Evaluation Metric Clustering

9 minute read

Clustering is an important part of the machine learning pipeline for business or scientific enterprises utilizing data science. As the name suggests, it helps to identify congregations of closely related (by some measurement) data points in a blob of data, which, otherwise, would be difficult to make sense of.

How do we know the correct metrics fo clustering ?

There is no known answers or labels to guide the optimization process or measure our success against. I say this because how well a particular unsupervised method performs will largely depend on why one is doing unsupervised learning in the first place, does the method perform well in the context of your end goal?

Clustering is often done for such analytics with the goal of segmentation. It is, therefore, depending on the number of clusters, appropriate segmentation will be allocated to the problem. Consequently, a wrong assessment of the number of clusters can lead to low efficient allocation of resources. The fact that the process of clustering is often a precursor to further processing of the individual cluster data and therefore, the amount of computational resource may depend on this measurement.
---+---
**WHAT YOU NEED TO DO:**
[1] According to the text on clustering evaluation, what goal is clustering often done with?
[2] Summarize the text on clustering evaluation in two sentences.
[3] List every role or use that the text on clustering evaluation attributes to clustering.
---+---
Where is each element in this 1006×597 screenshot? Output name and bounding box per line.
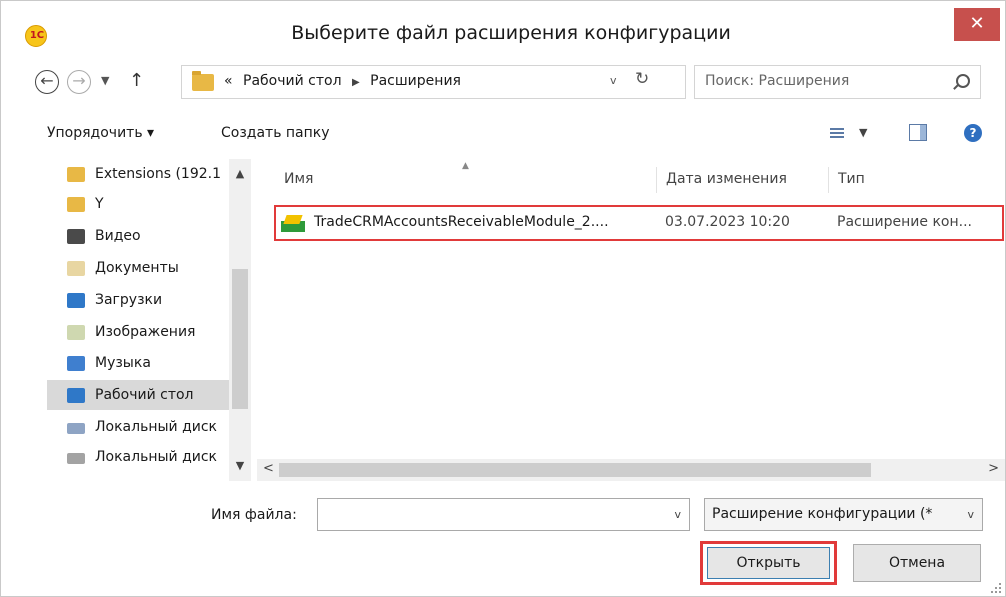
- tree-item-label: Локальный диск: [95, 449, 218, 464]
- folder-icon: [67, 197, 85, 212]
- chevron-down-icon: ▼: [101, 74, 110, 87]
- column-header-date[interactable]: Дата изменения: [666, 171, 787, 187]
- breadcrumb-separator-icon: ▶: [352, 77, 360, 88]
- tree-item-selected[interactable]: Рабочий стол: [47, 380, 237, 410]
- view-options-dropdown[interactable]: ▼: [859, 126, 867, 139]
- arrow-up-icon: ↑: [129, 70, 145, 91]
- tree-item-label: Локальный диск: [95, 419, 218, 435]
- folder-icon: [192, 71, 214, 91]
- command-toolbar: Упорядочить ▾ Создать папку ▼ ?: [1, 113, 1005, 153]
- tree-item[interactable]: Локальный диск: [47, 442, 237, 464]
- scroll-down-icon[interactable]: ▼: [229, 459, 251, 481]
- filename-label: Имя файла:: [211, 507, 297, 523]
- column-header-name[interactable]: Имя: [284, 171, 313, 187]
- file-list-scrollbar[interactable]: < >: [257, 459, 1005, 481]
- scroll-thumb[interactable]: [232, 269, 248, 409]
- filetype-select[interactable]: Расширение конфигурации (* v: [704, 498, 983, 531]
- tree-item[interactable]: Видео: [47, 221, 237, 251]
- tree-item[interactable]: Документы: [47, 253, 237, 283]
- refresh-button[interactable]: ↻: [635, 69, 649, 89]
- navigation-scrollbar[interactable]: ▲: [229, 159, 251, 464]
- scroll-up-icon[interactable]: ▲: [229, 167, 251, 180]
- documents-folder-icon: [67, 261, 85, 276]
- music-folder-icon: [67, 356, 85, 371]
- tree-item-label: Рабочий стол: [95, 387, 194, 403]
- tree-item-label: Y: [95, 196, 104, 212]
- tree-item[interactable]: Загрузки: [47, 285, 237, 315]
- tree-item-label: Extensions (192.1: [95, 166, 222, 182]
- back-button[interactable]: ←: [35, 70, 59, 94]
- refresh-icon: ↻: [635, 69, 650, 89]
- open-button-highlight: Открыть: [700, 541, 837, 585]
- downloads-folder-icon: [67, 293, 85, 308]
- app-logo-text: 1С: [29, 30, 45, 41]
- navigation-bar: ← → ▼ ↑ « Рабочий стол ▶ Расширения v ↻ …: [1, 63, 1005, 103]
- tree-item-label: Видео: [95, 228, 141, 244]
- tree-item-label: Загрузки: [95, 292, 163, 308]
- video-folder-icon: [67, 229, 85, 244]
- column-header-type[interactable]: Тип: [838, 171, 865, 187]
- file-type: Расширение кон...: [837, 214, 972, 230]
- app-logo-icon: 1С: [25, 25, 47, 47]
- folder-icon: [67, 167, 85, 182]
- filename-input[interactable]: v: [317, 498, 690, 531]
- address-bar[interactable]: « Рабочий стол ▶ Расширения v ↻: [181, 65, 686, 99]
- chevron-down-icon[interactable]: v: [674, 508, 681, 521]
- tree-item[interactable]: Музыка: [47, 348, 237, 378]
- close-icon: ✕: [969, 13, 985, 34]
- search-icon[interactable]: [956, 74, 970, 88]
- title-bar: 1С Выберите файл расширения конфигурации…: [1, 1, 1005, 51]
- tree-item-label: Документы: [95, 260, 179, 276]
- tree-item[interactable]: Изображения: [47, 317, 237, 347]
- cancel-button[interactable]: Отмена: [853, 544, 981, 582]
- search-box[interactable]: Поиск: Расширения: [694, 65, 981, 99]
- search-input[interactable]: Поиск: Расширения: [705, 73, 849, 89]
- recent-locations-dropdown[interactable]: ▼: [101, 74, 109, 87]
- dialog-title: Выберите файл расширения конфигурации: [291, 22, 731, 44]
- file-open-dialog: 1С Выберите файл расширения конфигурации…: [0, 0, 1006, 597]
- column-divider[interactable]: [828, 167, 829, 193]
- pictures-folder-icon: [67, 325, 85, 340]
- tree-item-label: Музыка: [95, 355, 151, 371]
- file-name: TradeCRMAccountsReceivableModule_2....: [314, 214, 609, 230]
- organize-button[interactable]: Упорядочить ▾: [47, 125, 154, 141]
- file-list: ▲ Имя Дата изменения Тип TradeCRMAccount…: [257, 159, 1005, 464]
- forward-button[interactable]: →: [67, 70, 91, 94]
- address-dropdown-button[interactable]: v: [610, 74, 617, 87]
- tree-item[interactable]: Локальный диск: [47, 412, 237, 442]
- tree-item[interactable]: Y: [47, 189, 237, 219]
- close-button[interactable]: ✕: [954, 8, 1000, 41]
- breadcrumb-item-extensions[interactable]: Расширения: [370, 73, 461, 89]
- new-folder-button[interactable]: Создать папку: [221, 125, 330, 141]
- filetype-value: Расширение конфигурации (*: [712, 506, 933, 522]
- tree-item[interactable]: Extensions (192.1: [47, 159, 237, 189]
- sort-ascending-icon: ▲: [462, 161, 469, 171]
- arrow-right-icon: →: [72, 71, 86, 90]
- extension-file-icon: [281, 215, 305, 233]
- file-row[interactable]: TradeCRMAccountsReceivableModule_2.... 0…: [274, 205, 1004, 241]
- breadcrumb-item-desktop[interactable]: Рабочий стол: [243, 73, 342, 89]
- chevron-down-icon: v: [967, 508, 974, 521]
- arrow-left-icon: ←: [40, 71, 54, 90]
- desktop-folder-icon: [67, 388, 85, 403]
- resize-grip-icon[interactable]: [991, 583, 1001, 593]
- column-divider[interactable]: [656, 167, 657, 193]
- breadcrumb-overflow[interactable]: «: [224, 73, 233, 89]
- up-button[interactable]: ↑: [129, 70, 144, 91]
- scroll-right-icon[interactable]: >: [988, 461, 999, 476]
- help-icon[interactable]: ?: [964, 124, 982, 142]
- file-date: 03.07.2023 10:20: [665, 214, 790, 230]
- scroll-thumb[interactable]: [279, 463, 871, 477]
- tree-item-label: Изображения: [95, 324, 196, 340]
- view-options-icon[interactable]: [830, 126, 844, 140]
- open-button[interactable]: Открыть: [707, 547, 830, 579]
- scroll-left-icon[interactable]: <: [263, 461, 274, 476]
- breadcrumb: « Рабочий стол ▶ Расширения: [224, 73, 461, 89]
- chevron-down-icon: v: [610, 74, 617, 87]
- preview-pane-icon[interactable]: [909, 124, 927, 141]
- network-drive-icon: [67, 453, 85, 464]
- drive-icon: [67, 423, 85, 434]
- navigation-pane: Extensions (192.1 Y Видео Документы Загр…: [1, 159, 253, 464]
---+---
**EXPECTED RESPONSES:**
[1] Segmentation.

[2] Clustering helps identify groups of closely related data points in data that would otherwise be hard to make sense of, but there are no known answers or labels to measure success against. Because clustering is often done for segmentation and comes before further processing of the cluster data, a wrong assessment of the number of clusters can lead to less efficient allocation of resources.

[3]
- An important part of the machine learning pipeline for business or scientific enterprises using data science
- Identifying groups of closely related data points in a blob of data
- Segmentation
- A precursor to further processing of the individual cluster data